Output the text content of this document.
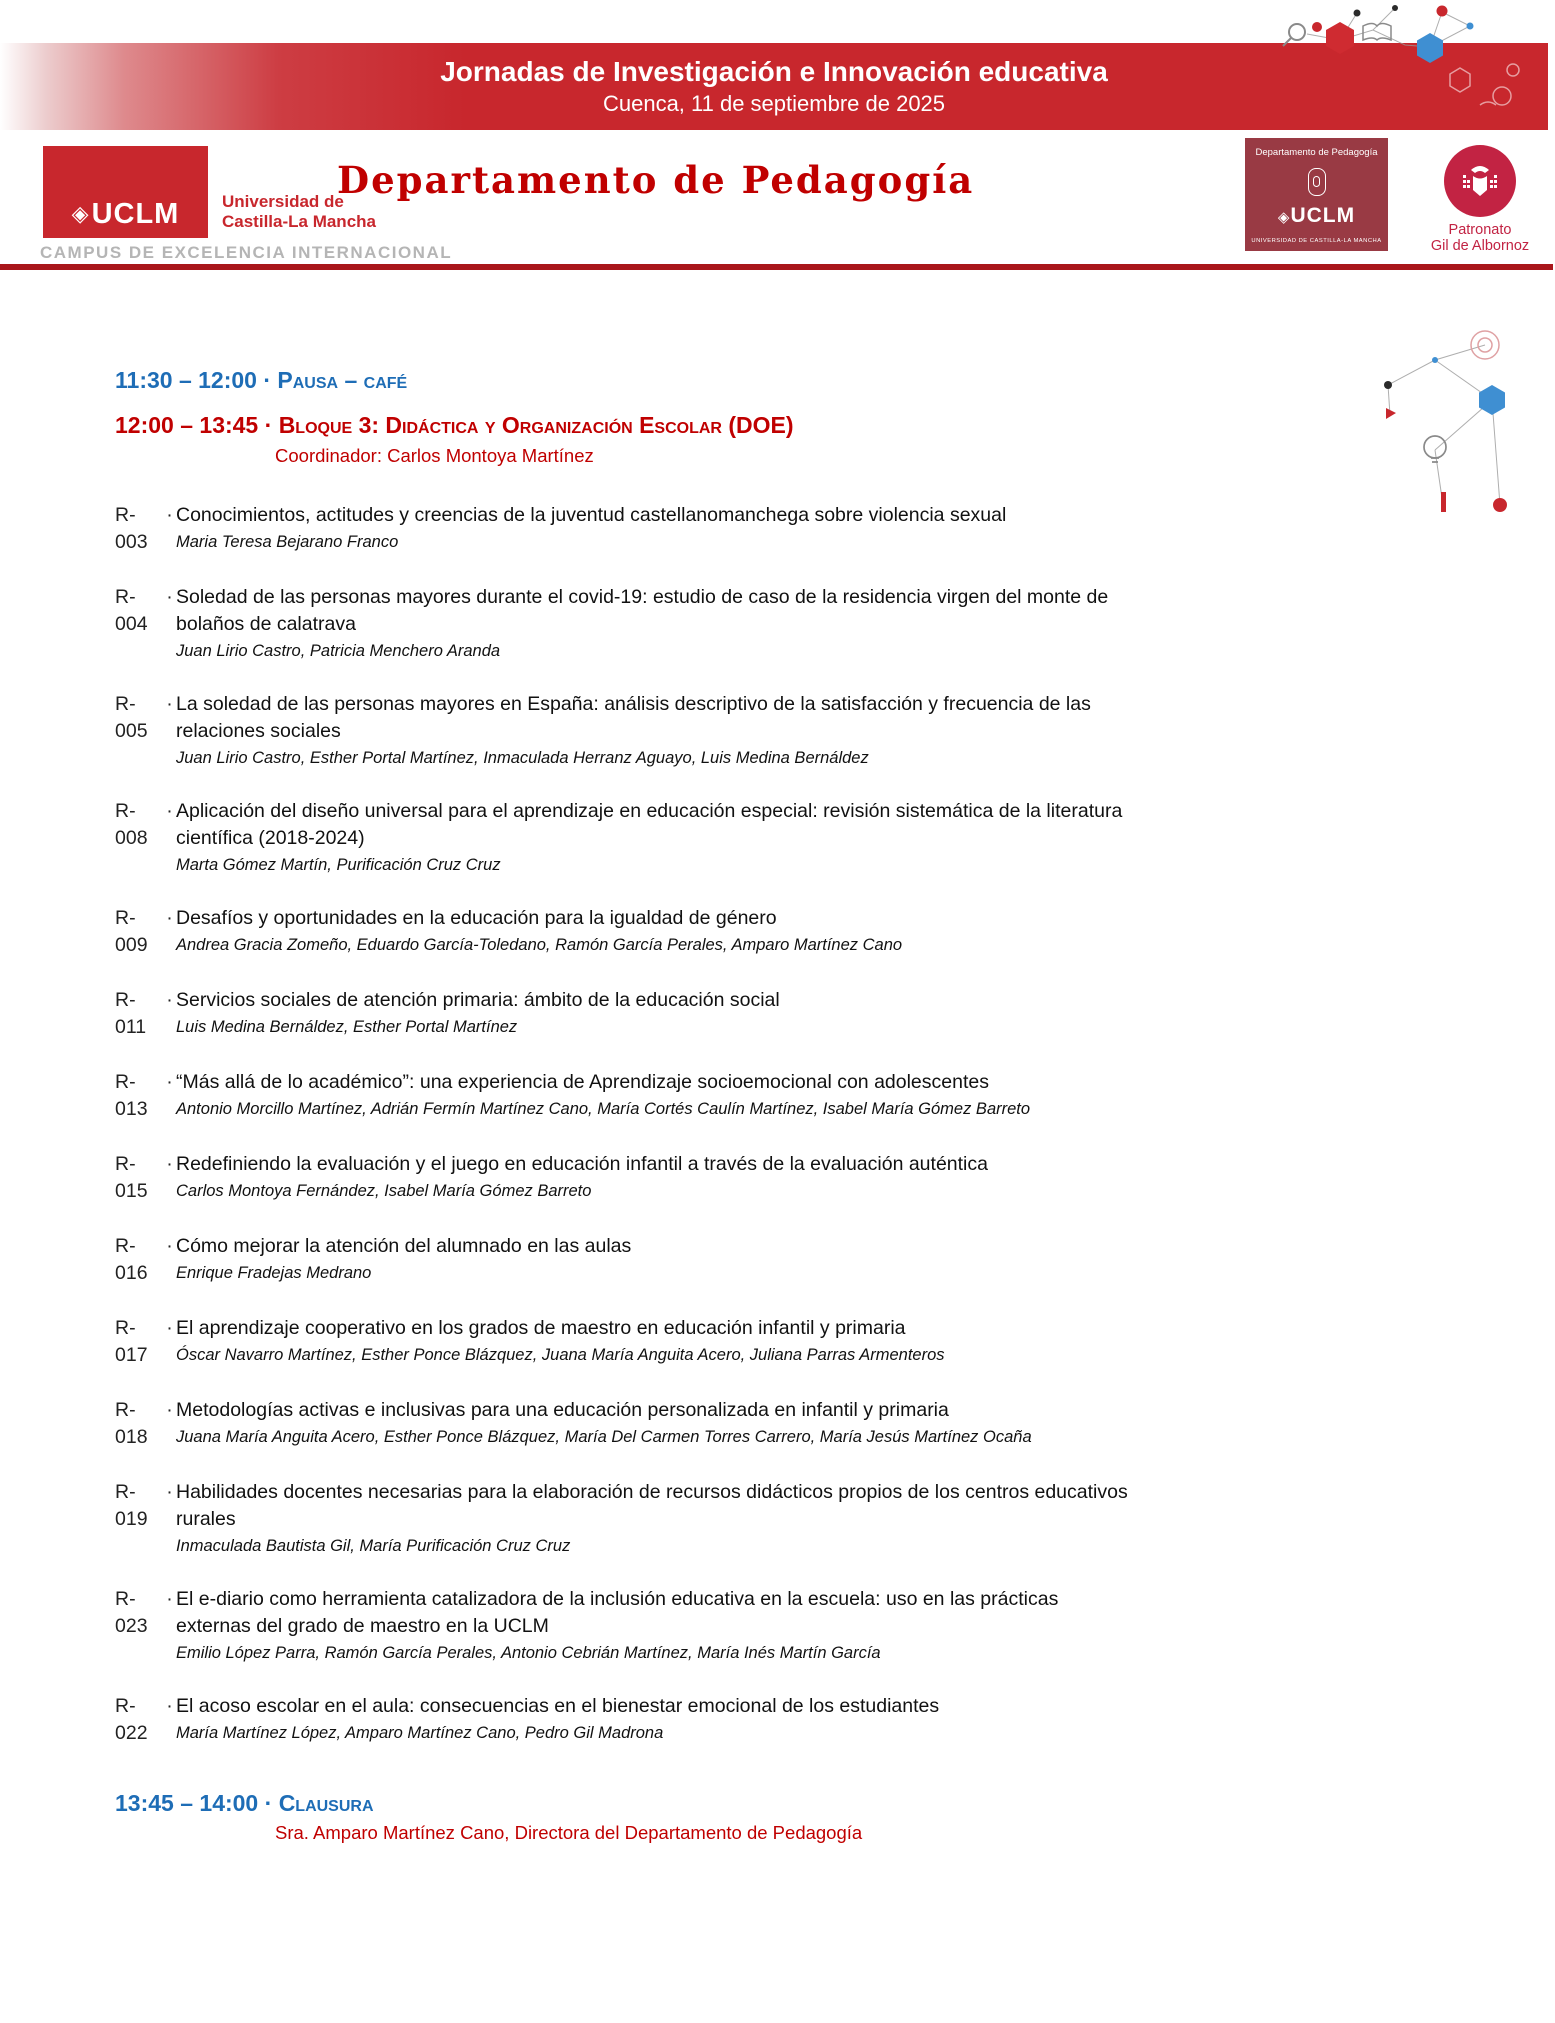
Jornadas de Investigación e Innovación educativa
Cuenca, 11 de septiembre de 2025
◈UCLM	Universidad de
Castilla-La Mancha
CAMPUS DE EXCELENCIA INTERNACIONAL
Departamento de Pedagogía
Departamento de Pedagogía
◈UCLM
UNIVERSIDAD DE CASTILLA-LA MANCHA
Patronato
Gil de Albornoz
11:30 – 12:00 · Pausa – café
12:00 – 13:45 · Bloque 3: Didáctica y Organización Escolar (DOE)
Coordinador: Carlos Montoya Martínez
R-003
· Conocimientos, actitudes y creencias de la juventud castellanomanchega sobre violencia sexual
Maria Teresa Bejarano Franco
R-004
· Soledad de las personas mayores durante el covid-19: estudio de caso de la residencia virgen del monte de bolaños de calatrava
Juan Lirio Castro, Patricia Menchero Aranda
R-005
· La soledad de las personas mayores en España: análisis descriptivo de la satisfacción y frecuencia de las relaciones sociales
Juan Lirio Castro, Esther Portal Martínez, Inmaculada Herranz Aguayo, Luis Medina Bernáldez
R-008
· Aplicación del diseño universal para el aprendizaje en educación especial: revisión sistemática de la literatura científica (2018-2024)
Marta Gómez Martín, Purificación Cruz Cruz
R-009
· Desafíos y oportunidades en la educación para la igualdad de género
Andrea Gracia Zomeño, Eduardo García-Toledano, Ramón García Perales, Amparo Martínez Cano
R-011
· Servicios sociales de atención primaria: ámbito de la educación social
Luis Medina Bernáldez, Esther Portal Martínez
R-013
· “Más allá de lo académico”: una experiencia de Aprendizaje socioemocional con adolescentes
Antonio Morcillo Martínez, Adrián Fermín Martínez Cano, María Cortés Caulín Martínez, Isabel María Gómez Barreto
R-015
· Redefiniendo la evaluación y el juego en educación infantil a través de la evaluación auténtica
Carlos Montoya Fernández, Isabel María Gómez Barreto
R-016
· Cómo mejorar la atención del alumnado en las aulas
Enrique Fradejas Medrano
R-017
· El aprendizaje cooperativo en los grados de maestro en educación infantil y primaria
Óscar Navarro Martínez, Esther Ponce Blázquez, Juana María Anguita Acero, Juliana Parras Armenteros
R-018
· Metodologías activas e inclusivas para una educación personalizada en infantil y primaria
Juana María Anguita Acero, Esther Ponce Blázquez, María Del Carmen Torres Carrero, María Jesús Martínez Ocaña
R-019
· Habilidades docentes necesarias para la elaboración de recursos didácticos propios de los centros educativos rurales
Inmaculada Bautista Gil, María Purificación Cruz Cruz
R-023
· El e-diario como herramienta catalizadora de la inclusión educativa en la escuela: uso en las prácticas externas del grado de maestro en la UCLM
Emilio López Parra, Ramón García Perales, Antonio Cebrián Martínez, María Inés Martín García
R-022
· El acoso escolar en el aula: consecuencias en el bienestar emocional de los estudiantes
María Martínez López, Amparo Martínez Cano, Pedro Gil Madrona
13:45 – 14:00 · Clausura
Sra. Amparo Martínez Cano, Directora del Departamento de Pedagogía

- - -

OBJECTIVE
Where does the word "para" appear? Return each line that holds it.

TASK ANSWER
· Aplicación del diseño universal para el aprendizaje en educación especial: revisión sistemática de la literatura científica (2018-2024)
· Desafíos y oportunidades en la educación para la igualdad de género
· Metodologías activas e inclusivas para una educación personalizada en infantil y primaria
· Habilidades docentes necesarias para la elaboración de recursos didácticos propios de los centros educativos rurales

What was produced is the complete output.